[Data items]
-*-
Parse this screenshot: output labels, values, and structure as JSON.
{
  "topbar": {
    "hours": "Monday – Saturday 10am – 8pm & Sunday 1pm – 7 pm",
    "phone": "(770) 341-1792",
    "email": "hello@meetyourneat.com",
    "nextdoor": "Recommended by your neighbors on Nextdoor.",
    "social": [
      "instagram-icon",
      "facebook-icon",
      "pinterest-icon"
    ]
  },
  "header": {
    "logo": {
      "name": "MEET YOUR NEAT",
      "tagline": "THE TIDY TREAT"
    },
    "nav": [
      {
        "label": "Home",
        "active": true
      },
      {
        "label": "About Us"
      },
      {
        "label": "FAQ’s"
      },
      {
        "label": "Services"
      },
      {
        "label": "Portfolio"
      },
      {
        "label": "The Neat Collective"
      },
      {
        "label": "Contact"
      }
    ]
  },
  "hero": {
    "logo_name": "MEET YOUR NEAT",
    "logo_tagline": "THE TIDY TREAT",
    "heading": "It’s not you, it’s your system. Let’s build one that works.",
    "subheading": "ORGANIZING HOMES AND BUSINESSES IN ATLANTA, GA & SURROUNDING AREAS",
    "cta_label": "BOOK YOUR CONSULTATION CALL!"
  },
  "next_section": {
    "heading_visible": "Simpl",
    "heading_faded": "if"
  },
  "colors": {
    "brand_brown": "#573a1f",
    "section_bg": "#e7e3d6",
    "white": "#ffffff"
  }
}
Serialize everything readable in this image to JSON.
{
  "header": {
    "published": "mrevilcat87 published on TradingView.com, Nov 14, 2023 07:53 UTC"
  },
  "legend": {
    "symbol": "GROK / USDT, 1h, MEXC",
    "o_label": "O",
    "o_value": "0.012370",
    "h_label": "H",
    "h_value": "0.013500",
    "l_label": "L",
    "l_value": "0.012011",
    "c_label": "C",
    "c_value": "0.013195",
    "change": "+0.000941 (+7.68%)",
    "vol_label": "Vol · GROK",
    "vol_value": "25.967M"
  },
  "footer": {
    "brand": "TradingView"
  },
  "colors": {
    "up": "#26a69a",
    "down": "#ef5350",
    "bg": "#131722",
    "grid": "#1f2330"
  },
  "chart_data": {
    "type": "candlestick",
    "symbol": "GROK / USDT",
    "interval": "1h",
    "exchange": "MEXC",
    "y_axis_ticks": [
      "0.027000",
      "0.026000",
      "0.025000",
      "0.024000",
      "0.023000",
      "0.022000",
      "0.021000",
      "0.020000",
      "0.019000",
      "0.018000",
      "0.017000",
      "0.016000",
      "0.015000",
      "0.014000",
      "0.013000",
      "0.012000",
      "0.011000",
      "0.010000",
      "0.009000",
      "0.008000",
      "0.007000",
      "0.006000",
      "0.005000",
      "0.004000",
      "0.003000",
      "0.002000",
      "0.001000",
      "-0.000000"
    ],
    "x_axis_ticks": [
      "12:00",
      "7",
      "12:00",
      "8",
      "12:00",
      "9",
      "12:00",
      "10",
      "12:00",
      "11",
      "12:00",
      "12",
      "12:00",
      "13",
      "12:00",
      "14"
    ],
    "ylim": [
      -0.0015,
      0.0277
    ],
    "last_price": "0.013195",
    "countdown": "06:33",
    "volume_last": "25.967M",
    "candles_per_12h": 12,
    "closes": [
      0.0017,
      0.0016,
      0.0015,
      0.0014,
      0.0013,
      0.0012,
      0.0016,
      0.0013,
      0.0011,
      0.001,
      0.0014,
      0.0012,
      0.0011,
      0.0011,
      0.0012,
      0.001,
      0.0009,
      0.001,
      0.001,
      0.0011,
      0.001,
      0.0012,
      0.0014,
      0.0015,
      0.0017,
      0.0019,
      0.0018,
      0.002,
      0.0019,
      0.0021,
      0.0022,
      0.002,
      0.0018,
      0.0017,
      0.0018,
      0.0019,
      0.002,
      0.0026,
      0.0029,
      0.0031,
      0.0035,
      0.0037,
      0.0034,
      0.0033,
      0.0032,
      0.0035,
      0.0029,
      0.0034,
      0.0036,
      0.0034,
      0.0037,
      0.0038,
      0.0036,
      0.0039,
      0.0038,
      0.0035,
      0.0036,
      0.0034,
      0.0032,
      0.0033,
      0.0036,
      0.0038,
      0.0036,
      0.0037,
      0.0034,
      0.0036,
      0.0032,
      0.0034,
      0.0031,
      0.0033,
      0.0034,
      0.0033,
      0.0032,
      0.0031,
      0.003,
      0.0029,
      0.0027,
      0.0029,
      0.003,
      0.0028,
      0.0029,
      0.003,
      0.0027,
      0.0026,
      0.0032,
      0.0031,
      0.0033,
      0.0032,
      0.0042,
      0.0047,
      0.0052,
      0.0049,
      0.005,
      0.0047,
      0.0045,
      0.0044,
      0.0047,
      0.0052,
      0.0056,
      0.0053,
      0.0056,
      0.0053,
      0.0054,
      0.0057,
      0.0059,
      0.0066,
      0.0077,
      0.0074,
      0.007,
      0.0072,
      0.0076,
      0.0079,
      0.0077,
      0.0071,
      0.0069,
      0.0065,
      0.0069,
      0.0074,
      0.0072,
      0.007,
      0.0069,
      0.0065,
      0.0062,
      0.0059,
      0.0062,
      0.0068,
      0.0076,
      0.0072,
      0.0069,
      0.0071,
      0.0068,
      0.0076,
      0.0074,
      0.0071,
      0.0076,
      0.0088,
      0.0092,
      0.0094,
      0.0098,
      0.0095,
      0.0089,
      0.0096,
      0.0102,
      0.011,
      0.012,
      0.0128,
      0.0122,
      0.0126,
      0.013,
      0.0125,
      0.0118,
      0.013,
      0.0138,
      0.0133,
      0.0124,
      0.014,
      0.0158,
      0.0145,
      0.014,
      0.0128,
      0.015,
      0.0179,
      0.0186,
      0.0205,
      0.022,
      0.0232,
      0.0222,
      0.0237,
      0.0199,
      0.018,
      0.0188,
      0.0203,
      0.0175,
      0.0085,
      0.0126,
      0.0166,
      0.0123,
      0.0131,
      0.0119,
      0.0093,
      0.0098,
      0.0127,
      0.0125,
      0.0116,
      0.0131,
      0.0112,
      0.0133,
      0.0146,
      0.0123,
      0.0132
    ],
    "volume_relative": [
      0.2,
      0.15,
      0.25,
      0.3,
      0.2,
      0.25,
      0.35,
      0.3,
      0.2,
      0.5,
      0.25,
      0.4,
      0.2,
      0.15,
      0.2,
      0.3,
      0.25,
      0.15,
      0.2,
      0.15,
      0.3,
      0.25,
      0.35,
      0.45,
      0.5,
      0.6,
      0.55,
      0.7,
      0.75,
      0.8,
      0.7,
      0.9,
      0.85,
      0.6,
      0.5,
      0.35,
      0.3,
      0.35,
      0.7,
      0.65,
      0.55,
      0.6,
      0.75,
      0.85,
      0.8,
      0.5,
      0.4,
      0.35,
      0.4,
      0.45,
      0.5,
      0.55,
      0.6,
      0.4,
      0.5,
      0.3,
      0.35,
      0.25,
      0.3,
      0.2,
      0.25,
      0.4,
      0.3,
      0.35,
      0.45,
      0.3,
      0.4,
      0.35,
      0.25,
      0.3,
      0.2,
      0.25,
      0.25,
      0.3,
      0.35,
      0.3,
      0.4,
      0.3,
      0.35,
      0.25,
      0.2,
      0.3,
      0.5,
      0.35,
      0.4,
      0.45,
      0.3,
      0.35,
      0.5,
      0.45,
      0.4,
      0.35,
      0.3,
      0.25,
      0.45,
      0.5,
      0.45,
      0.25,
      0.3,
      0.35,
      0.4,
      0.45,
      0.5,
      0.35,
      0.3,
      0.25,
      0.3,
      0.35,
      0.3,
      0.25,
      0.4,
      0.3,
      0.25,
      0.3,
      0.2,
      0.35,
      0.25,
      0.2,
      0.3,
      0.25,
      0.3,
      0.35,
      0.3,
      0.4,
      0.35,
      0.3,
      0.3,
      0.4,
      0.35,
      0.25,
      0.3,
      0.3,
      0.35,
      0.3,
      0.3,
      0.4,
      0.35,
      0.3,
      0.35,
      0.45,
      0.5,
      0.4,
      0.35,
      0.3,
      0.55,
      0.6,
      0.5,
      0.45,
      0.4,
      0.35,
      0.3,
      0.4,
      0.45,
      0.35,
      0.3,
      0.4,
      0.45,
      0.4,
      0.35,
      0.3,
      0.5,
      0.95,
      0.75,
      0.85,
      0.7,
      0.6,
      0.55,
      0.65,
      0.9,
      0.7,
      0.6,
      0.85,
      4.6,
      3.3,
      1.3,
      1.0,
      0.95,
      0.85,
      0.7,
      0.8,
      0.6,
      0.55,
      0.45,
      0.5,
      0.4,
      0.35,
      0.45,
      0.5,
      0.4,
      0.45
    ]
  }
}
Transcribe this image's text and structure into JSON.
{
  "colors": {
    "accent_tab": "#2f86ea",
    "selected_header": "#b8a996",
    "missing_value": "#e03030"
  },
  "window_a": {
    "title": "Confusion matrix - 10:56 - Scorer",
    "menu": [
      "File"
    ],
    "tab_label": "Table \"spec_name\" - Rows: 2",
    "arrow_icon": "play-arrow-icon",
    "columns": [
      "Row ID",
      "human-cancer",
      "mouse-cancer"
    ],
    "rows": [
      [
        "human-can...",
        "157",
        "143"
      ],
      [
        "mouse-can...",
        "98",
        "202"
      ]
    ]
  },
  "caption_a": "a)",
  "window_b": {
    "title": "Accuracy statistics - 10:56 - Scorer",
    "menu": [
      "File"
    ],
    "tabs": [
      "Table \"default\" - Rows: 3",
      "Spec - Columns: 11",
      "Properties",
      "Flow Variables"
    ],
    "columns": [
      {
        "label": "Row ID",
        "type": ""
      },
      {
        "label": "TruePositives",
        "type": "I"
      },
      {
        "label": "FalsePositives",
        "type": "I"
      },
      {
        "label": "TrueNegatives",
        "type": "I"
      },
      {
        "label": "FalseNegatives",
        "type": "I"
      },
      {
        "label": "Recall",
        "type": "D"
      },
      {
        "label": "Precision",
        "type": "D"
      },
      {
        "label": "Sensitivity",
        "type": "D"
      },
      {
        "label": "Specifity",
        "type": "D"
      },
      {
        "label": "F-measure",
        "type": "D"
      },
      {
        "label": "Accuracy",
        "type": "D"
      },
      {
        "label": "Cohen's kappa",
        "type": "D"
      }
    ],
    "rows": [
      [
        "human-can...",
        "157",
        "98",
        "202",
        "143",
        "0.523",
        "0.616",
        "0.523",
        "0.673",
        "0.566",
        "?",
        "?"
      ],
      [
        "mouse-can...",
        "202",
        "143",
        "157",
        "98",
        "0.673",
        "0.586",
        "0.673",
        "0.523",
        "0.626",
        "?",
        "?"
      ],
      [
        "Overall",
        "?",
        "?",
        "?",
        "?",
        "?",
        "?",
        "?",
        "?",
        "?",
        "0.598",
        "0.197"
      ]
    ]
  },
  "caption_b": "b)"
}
-*-
## Given request:
Collect every line with the string "TradingView" from the records, and copy each.

## Full solution:
    "published": "mrevilcat87 published on TradingView.com, Nov 14, 2023 07:53 UTC"
    "brand": "TradingView"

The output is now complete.